* begin Listed records *

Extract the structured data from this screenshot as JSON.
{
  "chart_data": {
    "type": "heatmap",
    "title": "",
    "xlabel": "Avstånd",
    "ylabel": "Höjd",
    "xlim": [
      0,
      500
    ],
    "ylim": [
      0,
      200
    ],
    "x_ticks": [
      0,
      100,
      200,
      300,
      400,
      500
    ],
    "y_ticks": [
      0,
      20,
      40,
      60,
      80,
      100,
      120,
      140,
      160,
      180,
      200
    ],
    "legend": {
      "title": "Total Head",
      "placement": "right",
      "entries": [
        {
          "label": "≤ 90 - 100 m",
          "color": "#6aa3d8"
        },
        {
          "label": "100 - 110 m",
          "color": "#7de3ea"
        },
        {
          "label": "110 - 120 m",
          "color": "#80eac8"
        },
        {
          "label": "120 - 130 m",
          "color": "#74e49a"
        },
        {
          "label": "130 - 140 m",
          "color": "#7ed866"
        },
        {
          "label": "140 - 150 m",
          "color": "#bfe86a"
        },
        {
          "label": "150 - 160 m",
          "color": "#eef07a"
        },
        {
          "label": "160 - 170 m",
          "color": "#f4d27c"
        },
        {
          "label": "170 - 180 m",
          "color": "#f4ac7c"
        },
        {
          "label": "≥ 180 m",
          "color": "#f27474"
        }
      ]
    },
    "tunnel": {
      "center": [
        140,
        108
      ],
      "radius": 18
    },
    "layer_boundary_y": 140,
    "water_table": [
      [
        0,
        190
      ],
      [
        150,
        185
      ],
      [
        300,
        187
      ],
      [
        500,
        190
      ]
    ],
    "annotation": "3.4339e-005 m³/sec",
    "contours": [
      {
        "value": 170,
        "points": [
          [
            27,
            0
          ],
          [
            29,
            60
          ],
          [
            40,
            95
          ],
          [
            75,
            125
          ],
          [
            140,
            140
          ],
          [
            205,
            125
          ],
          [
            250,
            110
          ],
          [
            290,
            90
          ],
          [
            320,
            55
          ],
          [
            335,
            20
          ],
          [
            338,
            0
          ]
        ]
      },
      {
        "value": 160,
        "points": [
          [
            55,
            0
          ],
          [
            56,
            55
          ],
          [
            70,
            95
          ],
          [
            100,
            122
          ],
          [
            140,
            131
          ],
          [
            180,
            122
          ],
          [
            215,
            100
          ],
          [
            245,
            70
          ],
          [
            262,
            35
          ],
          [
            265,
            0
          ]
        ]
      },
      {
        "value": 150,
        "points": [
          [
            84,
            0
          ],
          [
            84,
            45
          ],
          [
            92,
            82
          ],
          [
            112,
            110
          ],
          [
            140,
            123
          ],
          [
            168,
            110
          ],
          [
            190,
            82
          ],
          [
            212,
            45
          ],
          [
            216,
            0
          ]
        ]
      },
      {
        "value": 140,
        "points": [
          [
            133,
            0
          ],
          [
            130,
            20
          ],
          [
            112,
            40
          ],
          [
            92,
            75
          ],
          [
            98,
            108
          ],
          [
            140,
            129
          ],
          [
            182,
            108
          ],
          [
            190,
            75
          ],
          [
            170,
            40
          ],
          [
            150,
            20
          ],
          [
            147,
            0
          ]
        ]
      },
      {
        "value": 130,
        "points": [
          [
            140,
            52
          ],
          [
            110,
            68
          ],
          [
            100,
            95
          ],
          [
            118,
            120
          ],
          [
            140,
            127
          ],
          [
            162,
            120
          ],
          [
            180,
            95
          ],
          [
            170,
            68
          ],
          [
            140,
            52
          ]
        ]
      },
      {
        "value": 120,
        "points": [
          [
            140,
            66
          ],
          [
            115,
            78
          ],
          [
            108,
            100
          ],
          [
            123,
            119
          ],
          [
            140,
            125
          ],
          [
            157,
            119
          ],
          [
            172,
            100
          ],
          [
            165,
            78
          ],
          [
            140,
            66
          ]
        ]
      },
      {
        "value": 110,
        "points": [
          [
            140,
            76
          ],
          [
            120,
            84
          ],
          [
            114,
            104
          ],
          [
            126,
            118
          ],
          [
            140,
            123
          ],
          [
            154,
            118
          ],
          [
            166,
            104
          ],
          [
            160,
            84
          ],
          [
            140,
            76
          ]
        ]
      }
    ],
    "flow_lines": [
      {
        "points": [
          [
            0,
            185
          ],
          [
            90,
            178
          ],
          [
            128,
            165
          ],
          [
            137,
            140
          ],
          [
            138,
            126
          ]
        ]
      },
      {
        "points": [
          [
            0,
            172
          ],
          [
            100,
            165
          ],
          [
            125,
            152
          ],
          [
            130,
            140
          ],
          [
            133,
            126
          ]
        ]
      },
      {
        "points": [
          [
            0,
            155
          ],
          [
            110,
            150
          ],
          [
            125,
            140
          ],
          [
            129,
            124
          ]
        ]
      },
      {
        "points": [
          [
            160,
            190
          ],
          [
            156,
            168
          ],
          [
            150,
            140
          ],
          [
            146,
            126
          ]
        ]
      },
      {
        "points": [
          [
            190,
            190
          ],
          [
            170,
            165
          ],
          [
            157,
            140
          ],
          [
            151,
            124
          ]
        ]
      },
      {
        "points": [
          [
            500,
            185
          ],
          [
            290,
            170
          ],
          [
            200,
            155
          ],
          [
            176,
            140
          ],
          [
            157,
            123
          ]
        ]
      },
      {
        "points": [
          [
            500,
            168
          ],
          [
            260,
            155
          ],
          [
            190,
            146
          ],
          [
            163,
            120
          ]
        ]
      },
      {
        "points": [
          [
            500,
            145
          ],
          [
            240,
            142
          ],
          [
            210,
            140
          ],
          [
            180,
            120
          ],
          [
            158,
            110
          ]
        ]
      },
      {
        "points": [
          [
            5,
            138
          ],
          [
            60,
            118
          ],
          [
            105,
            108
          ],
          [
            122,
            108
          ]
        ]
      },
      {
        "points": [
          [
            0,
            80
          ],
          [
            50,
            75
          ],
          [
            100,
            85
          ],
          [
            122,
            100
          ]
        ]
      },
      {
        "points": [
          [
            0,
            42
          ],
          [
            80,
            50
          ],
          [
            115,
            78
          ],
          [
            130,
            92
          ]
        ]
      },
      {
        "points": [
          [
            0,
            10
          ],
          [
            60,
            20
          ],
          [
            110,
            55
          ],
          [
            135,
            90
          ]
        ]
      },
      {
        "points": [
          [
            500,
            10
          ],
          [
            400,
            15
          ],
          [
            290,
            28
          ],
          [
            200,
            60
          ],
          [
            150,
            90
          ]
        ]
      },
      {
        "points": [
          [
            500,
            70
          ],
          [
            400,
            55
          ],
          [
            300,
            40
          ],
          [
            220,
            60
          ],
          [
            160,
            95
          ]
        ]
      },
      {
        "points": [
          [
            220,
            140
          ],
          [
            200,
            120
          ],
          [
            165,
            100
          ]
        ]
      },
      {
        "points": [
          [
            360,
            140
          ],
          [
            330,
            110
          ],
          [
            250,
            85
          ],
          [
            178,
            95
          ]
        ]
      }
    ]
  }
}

* end Listed records *

> Task statement:
From the material above, gather all lines that include the string "color" and copy them.

> Output:
          "color": "#6aa3d8"
          "color": "#7de3ea"
          "color": "#80eac8"
          "color": "#74e49a"
          "color": "#7ed866"
          "color": "#bfe86a"
          "color": "#eef07a"
          "color": "#f4d27c"
          "color": "#f4ac7c"
          "color": "#f27474"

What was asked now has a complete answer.